## GOAL OF THE EXERCISE
Repeat the listing word for word. No pictures belong in the copy.

[Source data]
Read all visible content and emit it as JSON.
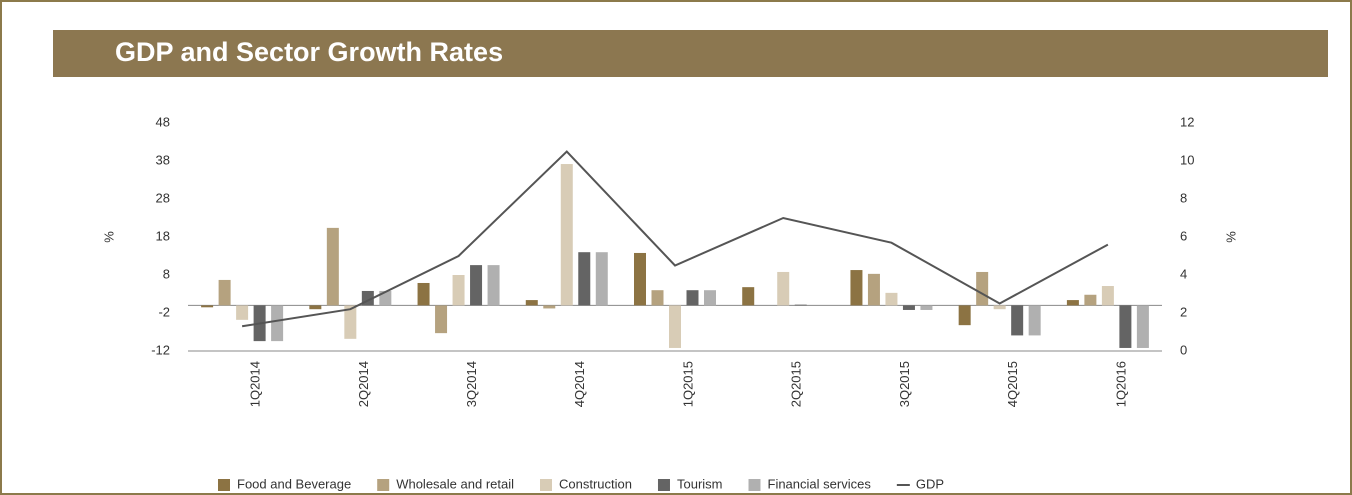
{
  "chart_data": {
    "type": "bar",
    "title": "GDP and Sector Growth Rates",
    "categories": [
      "1Q2014",
      "2Q2014",
      "3Q2014",
      "4Q2014",
      "1Q2015",
      "2Q2015",
      "3Q2015",
      "4Q2015",
      "1Q2016"
    ],
    "ylabel": "%",
    "y2label": "%",
    "ylim": [
      -12,
      48
    ],
    "yticks": [
      -12,
      -2,
      8,
      18,
      28,
      38,
      48
    ],
    "y2lim": [
      0,
      12
    ],
    "y2ticks": [
      0,
      2,
      4,
      6,
      8,
      10,
      12
    ],
    "series": [
      {
        "name": "Food and Beverage",
        "color": "#8c7343",
        "values": [
          -0.5,
          -1,
          5.9,
          1.4,
          13.8,
          4.8,
          9.3,
          -5.2,
          1.4
        ]
      },
      {
        "name": "Wholesale and retail",
        "color": "#b5a27f",
        "values": [
          6.7,
          20.4,
          -7.3,
          -0.8,
          4,
          0,
          8.3,
          8.8,
          2.8
        ]
      },
      {
        "name": "Construction",
        "color": "#d8ccb6",
        "values": [
          -3.8,
          -8.8,
          8,
          37.2,
          -11.2,
          8.8,
          3.3,
          -1,
          5.1
        ]
      },
      {
        "name": "Tourism",
        "color": "#646464",
        "values": [
          -9.4,
          3.8,
          10.6,
          14,
          4,
          0.2,
          -1.2,
          -7.9,
          -11.2
        ]
      },
      {
        "name": "Financial services",
        "color": "#b0b0b0",
        "values": [
          -9.4,
          3.8,
          10.6,
          14,
          4,
          0,
          -1.2,
          -7.9,
          -11.2
        ]
      },
      {
        "name": "GDP",
        "color": "#555555",
        "type": "line",
        "axis": "y2",
        "values": [
          1.3,
          2.2,
          5,
          10.5,
          4.5,
          7,
          5.7,
          2.5,
          5.6
        ]
      }
    ]
  }
}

## RESPONSE
Read all visible content and emit it as JSON.
{
  "chart_data": {
    "type": "bar",
    "title": "GDP and Sector Growth Rates",
    "categories": [
      "1Q2014",
      "2Q2014",
      "3Q2014",
      "4Q2014",
      "1Q2015",
      "2Q2015",
      "3Q2015",
      "4Q2015",
      "1Q2016"
    ],
    "ylabel": "%",
    "y2label": "%",
    "ylim": [
      -12,
      48
    ],
    "yticks": [
      -12,
      -2,
      8,
      18,
      28,
      38,
      48
    ],
    "y2lim": [
      0,
      12
    ],
    "y2ticks": [
      0,
      2,
      4,
      6,
      8,
      10,
      12
    ],
    "series": [
      {
        "name": "Food and Beverage",
        "color": "#8c7343",
        "values": [
          -0.5,
          -1,
          5.9,
          1.4,
          13.8,
          4.8,
          9.3,
          -5.2,
          1.4
        ]
      },
      {
        "name": "Wholesale and retail",
        "color": "#b5a27f",
        "values": [
          6.7,
          20.4,
          -7.3,
          -0.8,
          4,
          0,
          8.3,
          8.8,
          2.8
        ]
      },
      {
        "name": "Construction",
        "color": "#d8ccb6",
        "values": [
          -3.8,
          -8.8,
          8,
          37.2,
          -11.2,
          8.8,
          3.3,
          -1,
          5.1
        ]
      },
      {
        "name": "Tourism",
        "color": "#646464",
        "values": [
          -9.4,
          3.8,
          10.6,
          14,
          4,
          0.2,
          -1.2,
          -7.9,
          -11.2
        ]
      },
      {
        "name": "Financial services",
        "color": "#b0b0b0",
        "values": [
          -9.4,
          3.8,
          10.6,
          14,
          4,
          0,
          -1.2,
          -7.9,
          -11.2
        ]
      },
      {
        "name": "GDP",
        "color": "#555555",
        "type": "line",
        "axis": "y2",
        "values": [
          1.3,
          2.2,
          5,
          10.5,
          4.5,
          7,
          5.7,
          2.5,
          5.6
        ]
      }
    ]
  }
}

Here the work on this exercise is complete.